Begin at the line containing "Convert this document image to plain text." and copy exactly through the last line of the listing, skipping every picture.

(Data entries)
-.-.-
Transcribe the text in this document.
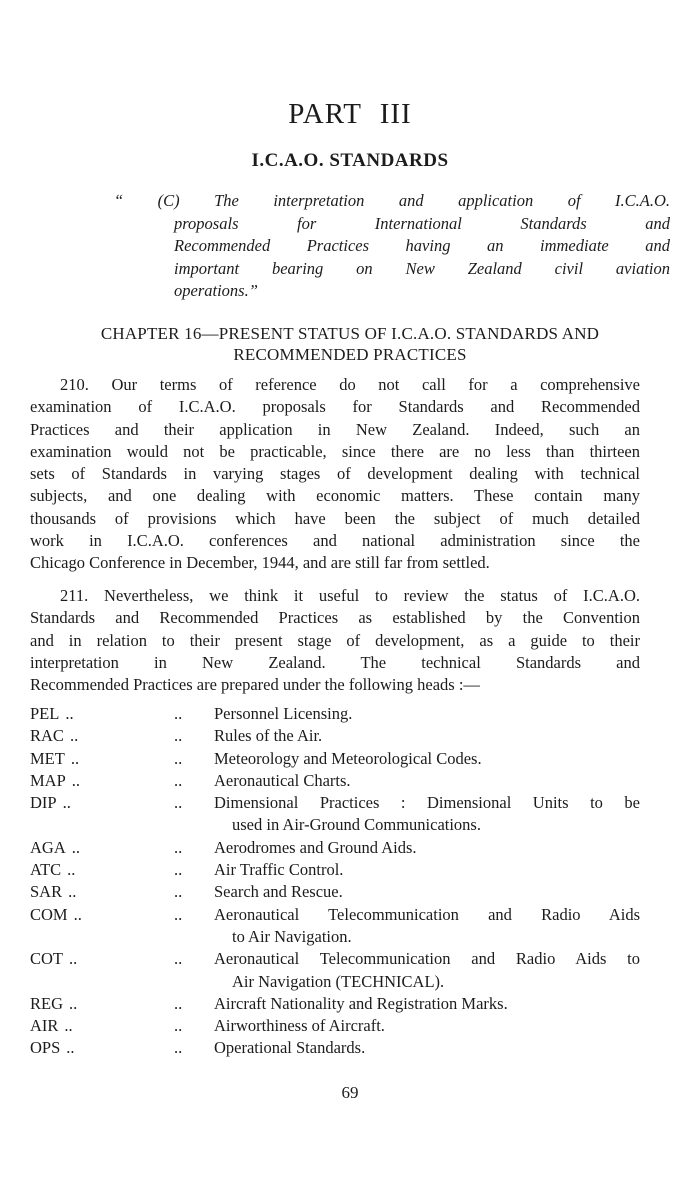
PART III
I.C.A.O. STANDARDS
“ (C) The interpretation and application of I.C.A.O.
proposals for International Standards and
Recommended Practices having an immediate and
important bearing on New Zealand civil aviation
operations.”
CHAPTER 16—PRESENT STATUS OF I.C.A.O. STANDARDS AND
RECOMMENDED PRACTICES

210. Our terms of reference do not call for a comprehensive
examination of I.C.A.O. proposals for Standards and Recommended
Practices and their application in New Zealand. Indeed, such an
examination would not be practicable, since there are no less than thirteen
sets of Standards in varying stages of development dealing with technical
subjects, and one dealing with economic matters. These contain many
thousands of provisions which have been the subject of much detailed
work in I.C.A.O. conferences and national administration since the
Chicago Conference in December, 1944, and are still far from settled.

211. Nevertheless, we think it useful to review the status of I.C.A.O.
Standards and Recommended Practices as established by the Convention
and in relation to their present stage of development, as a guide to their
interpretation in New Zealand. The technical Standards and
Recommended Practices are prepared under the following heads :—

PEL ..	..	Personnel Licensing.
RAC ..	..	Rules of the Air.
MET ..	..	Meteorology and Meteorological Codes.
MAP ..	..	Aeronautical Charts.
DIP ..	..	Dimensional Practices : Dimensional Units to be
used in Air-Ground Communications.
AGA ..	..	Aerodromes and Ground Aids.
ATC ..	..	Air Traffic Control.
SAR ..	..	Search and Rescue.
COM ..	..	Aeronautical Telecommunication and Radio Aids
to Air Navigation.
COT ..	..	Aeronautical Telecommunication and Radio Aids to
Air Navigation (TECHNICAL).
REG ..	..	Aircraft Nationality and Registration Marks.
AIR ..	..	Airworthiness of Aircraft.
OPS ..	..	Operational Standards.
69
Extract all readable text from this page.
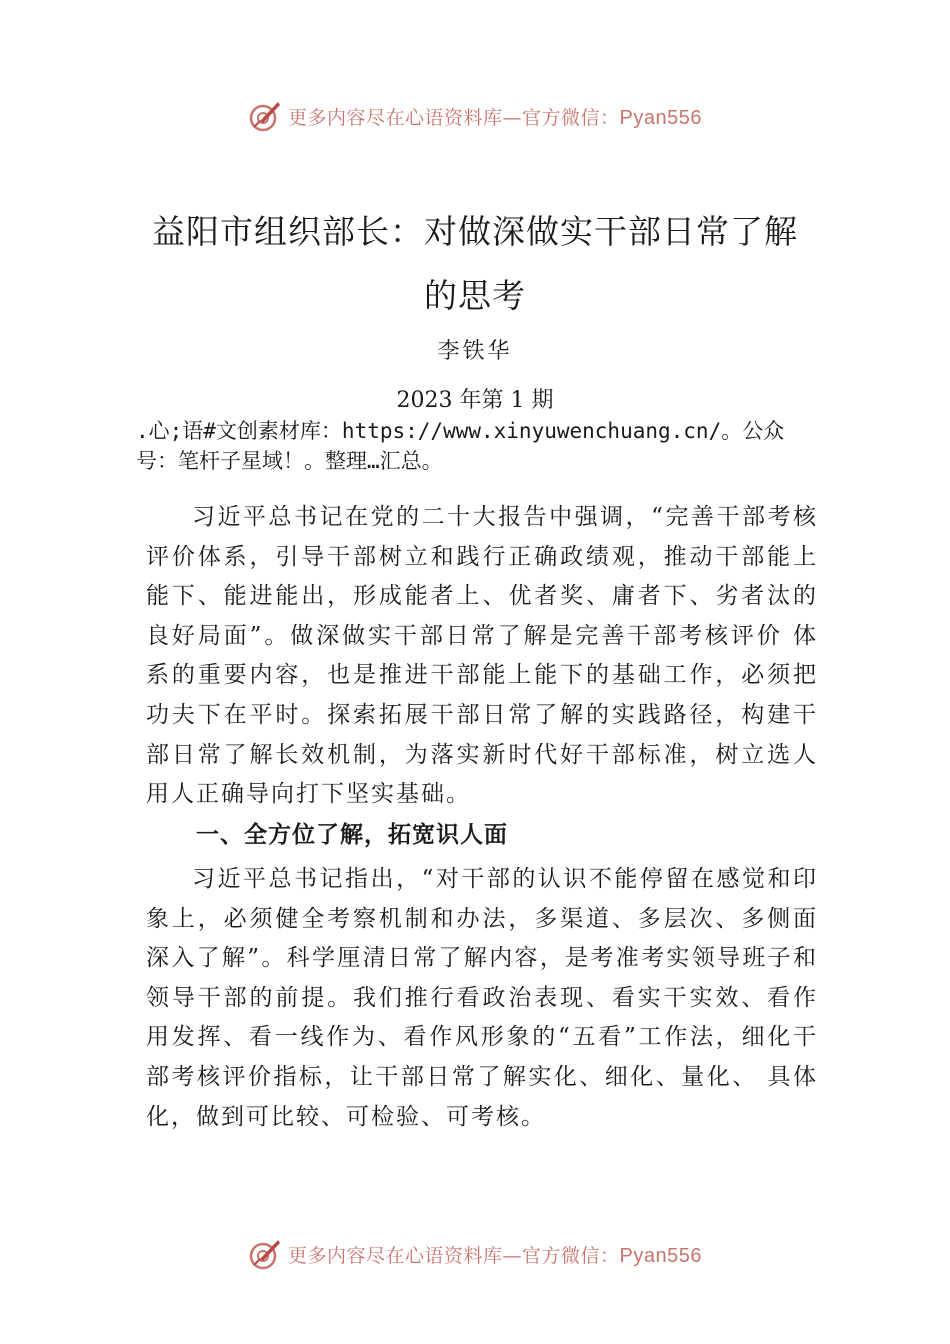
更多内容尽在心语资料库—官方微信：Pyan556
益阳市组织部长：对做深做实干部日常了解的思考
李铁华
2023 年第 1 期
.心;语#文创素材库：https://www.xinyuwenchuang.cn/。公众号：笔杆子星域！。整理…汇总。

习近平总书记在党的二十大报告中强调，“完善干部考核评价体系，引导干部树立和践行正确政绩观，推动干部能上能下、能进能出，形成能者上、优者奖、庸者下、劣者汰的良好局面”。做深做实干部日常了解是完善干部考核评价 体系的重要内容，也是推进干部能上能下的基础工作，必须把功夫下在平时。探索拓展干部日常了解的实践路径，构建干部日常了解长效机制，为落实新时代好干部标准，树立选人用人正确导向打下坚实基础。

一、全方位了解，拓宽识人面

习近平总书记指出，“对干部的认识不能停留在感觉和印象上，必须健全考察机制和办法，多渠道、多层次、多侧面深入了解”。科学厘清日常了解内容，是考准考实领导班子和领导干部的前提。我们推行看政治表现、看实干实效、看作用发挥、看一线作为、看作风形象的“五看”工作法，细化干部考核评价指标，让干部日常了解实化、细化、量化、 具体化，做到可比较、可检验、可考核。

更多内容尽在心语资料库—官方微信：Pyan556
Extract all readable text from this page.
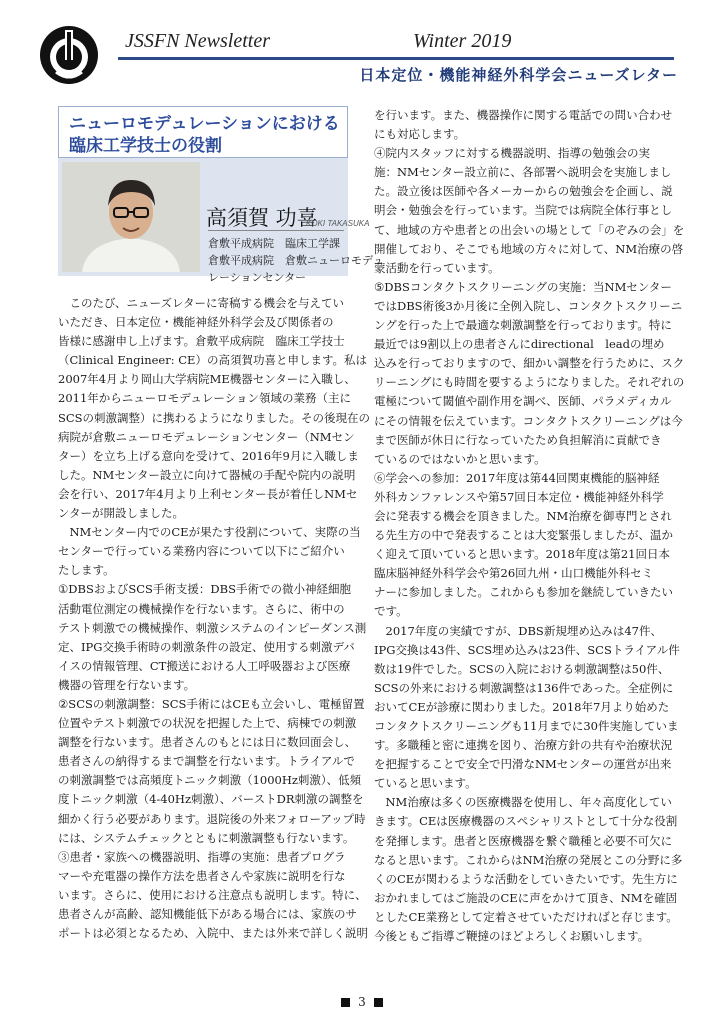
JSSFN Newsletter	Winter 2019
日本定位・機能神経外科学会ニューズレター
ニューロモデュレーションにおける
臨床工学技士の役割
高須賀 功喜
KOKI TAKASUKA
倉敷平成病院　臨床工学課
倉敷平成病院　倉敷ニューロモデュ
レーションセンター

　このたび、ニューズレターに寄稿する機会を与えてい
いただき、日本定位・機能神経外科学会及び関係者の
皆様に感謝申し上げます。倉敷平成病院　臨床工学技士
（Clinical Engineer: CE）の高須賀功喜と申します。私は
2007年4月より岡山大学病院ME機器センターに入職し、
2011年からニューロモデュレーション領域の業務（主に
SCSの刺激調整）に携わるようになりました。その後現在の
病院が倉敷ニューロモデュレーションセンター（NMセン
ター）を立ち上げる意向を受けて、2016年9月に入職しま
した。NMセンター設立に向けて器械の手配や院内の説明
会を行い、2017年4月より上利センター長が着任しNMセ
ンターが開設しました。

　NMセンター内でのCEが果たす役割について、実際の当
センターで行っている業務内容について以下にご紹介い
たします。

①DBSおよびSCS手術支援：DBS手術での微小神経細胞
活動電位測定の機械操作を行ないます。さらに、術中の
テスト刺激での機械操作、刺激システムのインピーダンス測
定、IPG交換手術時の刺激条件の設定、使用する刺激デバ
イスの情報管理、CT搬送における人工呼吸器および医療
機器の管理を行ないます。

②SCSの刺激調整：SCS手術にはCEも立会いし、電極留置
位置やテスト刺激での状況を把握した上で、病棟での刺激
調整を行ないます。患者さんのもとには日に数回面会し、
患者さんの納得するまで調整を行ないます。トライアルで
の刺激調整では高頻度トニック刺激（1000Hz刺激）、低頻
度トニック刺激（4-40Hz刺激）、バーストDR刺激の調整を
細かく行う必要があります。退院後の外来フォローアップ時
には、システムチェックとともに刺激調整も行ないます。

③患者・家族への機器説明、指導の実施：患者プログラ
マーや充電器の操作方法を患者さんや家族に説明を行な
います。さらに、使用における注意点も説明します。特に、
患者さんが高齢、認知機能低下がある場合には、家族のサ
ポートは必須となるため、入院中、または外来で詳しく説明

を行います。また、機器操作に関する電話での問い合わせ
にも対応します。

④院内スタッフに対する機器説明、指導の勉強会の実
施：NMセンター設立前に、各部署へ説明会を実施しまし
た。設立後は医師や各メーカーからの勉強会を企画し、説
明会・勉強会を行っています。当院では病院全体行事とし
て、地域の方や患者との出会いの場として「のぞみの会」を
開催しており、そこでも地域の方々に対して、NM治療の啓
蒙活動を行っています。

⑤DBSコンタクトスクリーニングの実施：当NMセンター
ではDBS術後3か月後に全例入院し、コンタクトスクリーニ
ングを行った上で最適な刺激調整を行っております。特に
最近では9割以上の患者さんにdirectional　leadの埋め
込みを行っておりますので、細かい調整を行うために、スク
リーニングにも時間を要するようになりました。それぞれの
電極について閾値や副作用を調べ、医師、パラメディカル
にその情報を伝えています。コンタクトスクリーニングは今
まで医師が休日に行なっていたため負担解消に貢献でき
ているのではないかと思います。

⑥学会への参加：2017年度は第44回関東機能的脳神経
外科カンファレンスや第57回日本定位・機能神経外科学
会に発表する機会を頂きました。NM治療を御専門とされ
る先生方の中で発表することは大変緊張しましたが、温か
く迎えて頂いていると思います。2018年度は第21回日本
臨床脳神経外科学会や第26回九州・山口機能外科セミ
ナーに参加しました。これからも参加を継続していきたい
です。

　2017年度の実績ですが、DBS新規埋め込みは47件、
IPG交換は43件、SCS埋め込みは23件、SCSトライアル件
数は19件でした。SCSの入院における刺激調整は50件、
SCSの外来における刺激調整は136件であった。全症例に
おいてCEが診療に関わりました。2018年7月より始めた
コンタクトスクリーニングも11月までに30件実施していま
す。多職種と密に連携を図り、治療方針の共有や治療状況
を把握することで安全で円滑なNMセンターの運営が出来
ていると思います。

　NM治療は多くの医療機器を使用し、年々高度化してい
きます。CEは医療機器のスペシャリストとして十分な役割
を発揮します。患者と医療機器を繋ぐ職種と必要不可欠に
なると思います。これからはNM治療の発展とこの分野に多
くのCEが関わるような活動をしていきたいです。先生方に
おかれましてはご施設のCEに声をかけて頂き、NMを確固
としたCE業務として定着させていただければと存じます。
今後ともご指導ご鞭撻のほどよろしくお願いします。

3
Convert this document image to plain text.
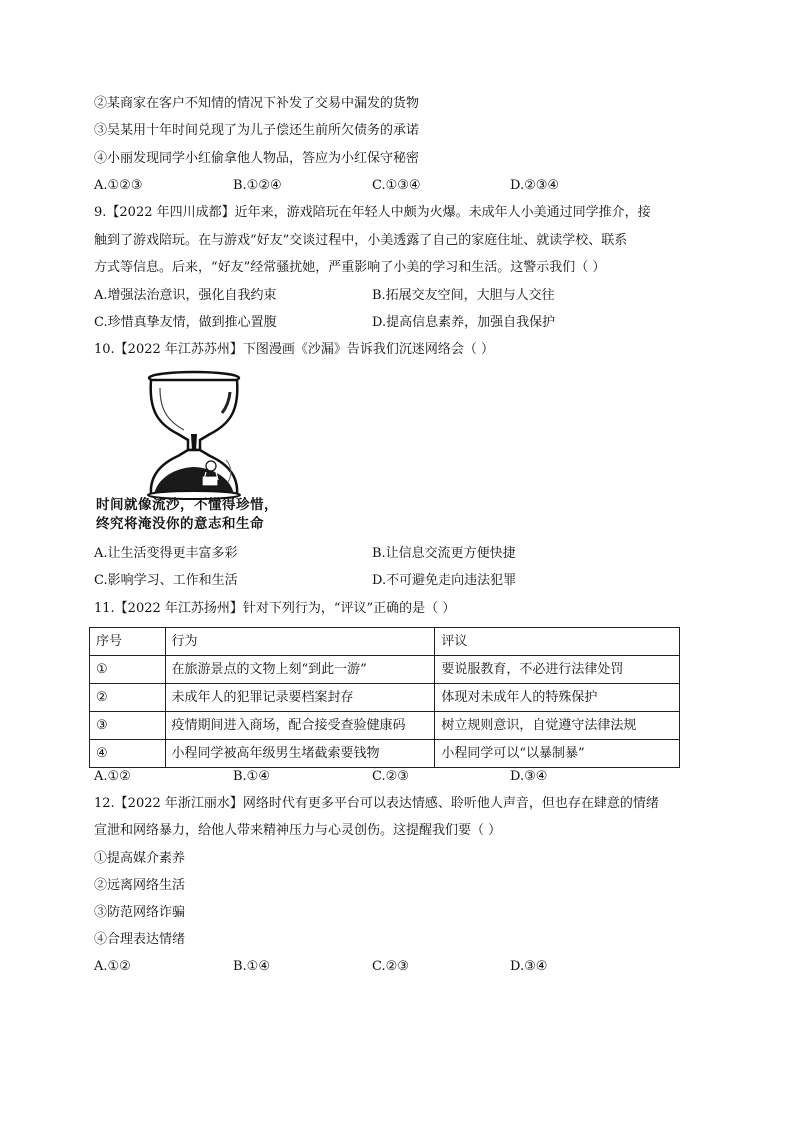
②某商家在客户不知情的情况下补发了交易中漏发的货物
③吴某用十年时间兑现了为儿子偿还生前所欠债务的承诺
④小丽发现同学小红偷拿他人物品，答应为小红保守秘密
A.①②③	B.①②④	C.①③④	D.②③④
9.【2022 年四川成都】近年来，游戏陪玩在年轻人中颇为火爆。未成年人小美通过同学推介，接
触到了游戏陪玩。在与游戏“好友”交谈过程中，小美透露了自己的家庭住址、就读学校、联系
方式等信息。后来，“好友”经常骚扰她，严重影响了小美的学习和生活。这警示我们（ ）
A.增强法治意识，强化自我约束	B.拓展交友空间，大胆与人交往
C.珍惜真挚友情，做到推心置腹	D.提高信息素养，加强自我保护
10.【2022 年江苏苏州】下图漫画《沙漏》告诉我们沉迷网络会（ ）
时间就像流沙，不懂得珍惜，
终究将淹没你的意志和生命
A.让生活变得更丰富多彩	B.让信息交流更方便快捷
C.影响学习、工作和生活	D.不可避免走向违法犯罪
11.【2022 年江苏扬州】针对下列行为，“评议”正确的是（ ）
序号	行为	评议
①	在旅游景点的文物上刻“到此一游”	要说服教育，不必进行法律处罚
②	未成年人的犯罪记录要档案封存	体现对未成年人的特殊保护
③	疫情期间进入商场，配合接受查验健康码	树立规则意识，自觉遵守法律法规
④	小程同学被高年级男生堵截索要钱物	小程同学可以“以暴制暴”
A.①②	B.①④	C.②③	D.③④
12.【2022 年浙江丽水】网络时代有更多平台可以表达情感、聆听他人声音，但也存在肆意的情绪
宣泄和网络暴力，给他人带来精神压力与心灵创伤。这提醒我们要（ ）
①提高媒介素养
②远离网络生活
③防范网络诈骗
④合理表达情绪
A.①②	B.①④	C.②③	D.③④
-.-.-
Result of this exercise —
Convert this document image to plain text.
②某商家在客户不知情的情况下补发了交易中漏发的货物
③吴某用十年时间兑现了为儿子偿还生前所欠债务的承诺
④小丽发现同学小红偷拿他人物品，答应为小红保守秘密
A.①②③	B.①②④	C.①③④	D.②③④
9.【2022 年四川成都】近年来，游戏陪玩在年轻人中颇为火爆。未成年人小美通过同学推介，接
触到了游戏陪玩。在与游戏“好友”交谈过程中，小美透露了自己的家庭住址、就读学校、联系
方式等信息。后来，“好友”经常骚扰她，严重影响了小美的学习和生活。这警示我们（ ）
A.增强法治意识，强化自我约束	B.拓展交友空间，大胆与人交往
C.珍惜真挚友情，做到推心置腹	D.提高信息素养，加强自我保护
10.【2022 年江苏苏州】下图漫画《沙漏》告诉我们沉迷网络会（ ）
时间就像流沙，不懂得珍惜，
终究将淹没你的意志和生命
A.让生活变得更丰富多彩	B.让信息交流更方便快捷
C.影响学习、工作和生活	D.不可避免走向违法犯罪
11.【2022 年江苏扬州】针对下列行为，“评议”正确的是（ ）
序号	行为	评议
①	在旅游景点的文物上刻“到此一游”	要说服教育，不必进行法律处罚
②	未成年人的犯罪记录要档案封存	体现对未成年人的特殊保护
③	疫情期间进入商场，配合接受查验健康码	树立规则意识，自觉遵守法律法规
④	小程同学被高年级男生堵截索要钱物	小程同学可以“以暴制暴”
A.①②	B.①④	C.②③	D.③④
12.【2022 年浙江丽水】网络时代有更多平台可以表达情感、聆听他人声音，但也存在肆意的情绪
宣泄和网络暴力，给他人带来精神压力与心灵创伤。这提醒我们要（ ）
①提高媒介素养
②远离网络生活
③防范网络诈骗
④合理表达情绪
A.①②	B.①④	C.②③	D.③④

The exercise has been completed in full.